▶ _EXTRACTED DATA_

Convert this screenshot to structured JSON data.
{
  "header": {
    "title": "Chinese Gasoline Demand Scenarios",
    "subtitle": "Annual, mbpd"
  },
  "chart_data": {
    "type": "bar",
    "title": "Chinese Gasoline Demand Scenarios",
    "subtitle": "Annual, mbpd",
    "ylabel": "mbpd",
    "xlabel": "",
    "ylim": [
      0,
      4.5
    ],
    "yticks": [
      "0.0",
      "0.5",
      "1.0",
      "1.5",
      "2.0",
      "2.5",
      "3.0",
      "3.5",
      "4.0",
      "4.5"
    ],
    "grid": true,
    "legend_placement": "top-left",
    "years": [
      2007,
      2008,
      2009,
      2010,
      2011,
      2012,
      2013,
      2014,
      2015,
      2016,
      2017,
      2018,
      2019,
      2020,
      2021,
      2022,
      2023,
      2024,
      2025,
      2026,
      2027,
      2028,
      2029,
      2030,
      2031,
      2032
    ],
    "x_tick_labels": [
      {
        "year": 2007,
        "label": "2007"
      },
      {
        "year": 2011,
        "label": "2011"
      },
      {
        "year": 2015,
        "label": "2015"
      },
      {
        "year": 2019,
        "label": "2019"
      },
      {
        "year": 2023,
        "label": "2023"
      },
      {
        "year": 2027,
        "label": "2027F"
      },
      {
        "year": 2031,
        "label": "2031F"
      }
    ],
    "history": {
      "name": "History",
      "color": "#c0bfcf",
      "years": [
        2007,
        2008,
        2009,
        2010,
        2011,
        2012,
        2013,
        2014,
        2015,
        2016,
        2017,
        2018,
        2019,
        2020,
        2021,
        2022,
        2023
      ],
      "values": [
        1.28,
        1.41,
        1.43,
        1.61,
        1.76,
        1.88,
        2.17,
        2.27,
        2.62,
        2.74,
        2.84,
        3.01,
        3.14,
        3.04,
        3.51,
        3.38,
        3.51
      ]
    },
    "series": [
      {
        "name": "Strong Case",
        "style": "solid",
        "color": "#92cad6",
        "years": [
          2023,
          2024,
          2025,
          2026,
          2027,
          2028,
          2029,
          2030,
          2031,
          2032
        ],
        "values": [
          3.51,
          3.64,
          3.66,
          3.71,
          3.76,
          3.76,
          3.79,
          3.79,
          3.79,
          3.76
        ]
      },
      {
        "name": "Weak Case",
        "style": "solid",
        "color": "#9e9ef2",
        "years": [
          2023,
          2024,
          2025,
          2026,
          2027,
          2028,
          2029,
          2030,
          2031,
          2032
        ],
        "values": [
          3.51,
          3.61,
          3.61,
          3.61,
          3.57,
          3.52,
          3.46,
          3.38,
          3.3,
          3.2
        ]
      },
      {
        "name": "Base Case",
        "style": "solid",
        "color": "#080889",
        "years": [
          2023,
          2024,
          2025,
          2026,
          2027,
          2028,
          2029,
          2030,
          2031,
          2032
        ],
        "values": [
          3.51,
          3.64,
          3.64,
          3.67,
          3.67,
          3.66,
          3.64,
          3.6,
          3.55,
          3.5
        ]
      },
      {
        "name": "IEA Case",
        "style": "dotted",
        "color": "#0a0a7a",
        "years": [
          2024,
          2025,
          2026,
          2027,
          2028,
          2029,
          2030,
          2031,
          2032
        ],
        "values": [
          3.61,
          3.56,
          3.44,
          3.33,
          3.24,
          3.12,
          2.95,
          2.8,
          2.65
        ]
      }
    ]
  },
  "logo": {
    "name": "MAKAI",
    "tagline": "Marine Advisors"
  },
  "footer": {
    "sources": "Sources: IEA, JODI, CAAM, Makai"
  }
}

▶ _EXERCISE OBJECTIVE_
Output the entries exactly.

▶ _RESPONSE TO THIS EXERCISE_
Convert this screenshot to structured JSON data.
{
  "header": {
    "title": "Chinese Gasoline Demand Scenarios",
    "subtitle": "Annual, mbpd"
  },
  "chart_data": {
    "type": "bar",
    "title": "Chinese Gasoline Demand Scenarios",
    "subtitle": "Annual, mbpd",
    "ylabel": "mbpd",
    "xlabel": "",
    "ylim": [
      0,
      4.5
    ],
    "yticks": [
      "0.0",
      "0.5",
      "1.0",
      "1.5",
      "2.0",
      "2.5",
      "3.0",
      "3.5",
      "4.0",
      "4.5"
    ],
    "grid": true,
    "legend_placement": "top-left",
    "years": [
      2007,
      2008,
      2009,
      2010,
      2011,
      2012,
      2013,
      2014,
      2015,
      2016,
      2017,
      2018,
      2019,
      2020,
      2021,
      2022,
      2023,
      2024,
      2025,
      2026,
      2027,
      2028,
      2029,
      2030,
      2031,
      2032
    ],
    "x_tick_labels": [
      {
        "year": 2007,
        "label": "2007"
      },
      {
        "year": 2011,
        "label": "2011"
      },
      {
        "year": 2015,
        "label": "2015"
      },
      {
        "year": 2019,
        "label": "2019"
      },
      {
        "year": 2023,
        "label": "2023"
      },
      {
        "year": 2027,
        "label": "2027F"
      },
      {
        "year": 2031,
        "label": "2031F"
      }
    ],
    "history": {
      "name": "History",
      "color": "#c0bfcf",
      "years": [
        2007,
        2008,
        2009,
        2010,
        2011,
        2012,
        2013,
        2014,
        2015,
        2016,
        2017,
        2018,
        2019,
        2020,
        2021,
        2022,
        2023
      ],
      "values": [
        1.28,
        1.41,
        1.43,
        1.61,
        1.76,
        1.88,
        2.17,
        2.27,
        2.62,
        2.74,
        2.84,
        3.01,
        3.14,
        3.04,
        3.51,
        3.38,
        3.51
      ]
    },
    "series": [
      {
        "name": "Strong Case",
        "style": "solid",
        "color": "#92cad6",
        "years": [
          2023,
          2024,
          2025,
          2026,
          2027,
          2028,
          2029,
          2030,
          2031,
          2032
        ],
        "values": [
          3.51,
          3.64,
          3.66,
          3.71,
          3.76,
          3.76,
          3.79,
          3.79,
          3.79,
          3.76
        ]
      },
      {
        "name": "Weak Case",
        "style": "solid",
        "color": "#9e9ef2",
        "years": [
          2023,
          2024,
          2025,
          2026,
          2027,
          2028,
          2029,
          2030,
          2031,
          2032
        ],
        "values": [
          3.51,
          3.61,
          3.61,
          3.61,
          3.57,
          3.52,
          3.46,
          3.38,
          3.3,
          3.2
        ]
      },
      {
        "name": "Base Case",
        "style": "solid",
        "color": "#080889",
        "years": [
          2023,
          2024,
          2025,
          2026,
          2027,
          2028,
          2029,
          2030,
          2031,
          2032
        ],
        "values": [
          3.51,
          3.64,
          3.64,
          3.67,
          3.67,
          3.66,
          3.64,
          3.6,
          3.55,
          3.5
        ]
      },
      {
        "name": "IEA Case",
        "style": "dotted",
        "color": "#0a0a7a",
        "years": [
          2024,
          2025,
          2026,
          2027,
          2028,
          2029,
          2030,
          2031,
          2032
        ],
        "values": [
          3.61,
          3.56,
          3.44,
          3.33,
          3.24,
          3.12,
          2.95,
          2.8,
          2.65
        ]
      }
    ]
  },
  "logo": {
    "name": "MAKAI",
    "tagline": "Marine Advisors"
  },
  "footer": {
    "sources": "Sources: IEA, JODI, CAAM, Makai"
  }
}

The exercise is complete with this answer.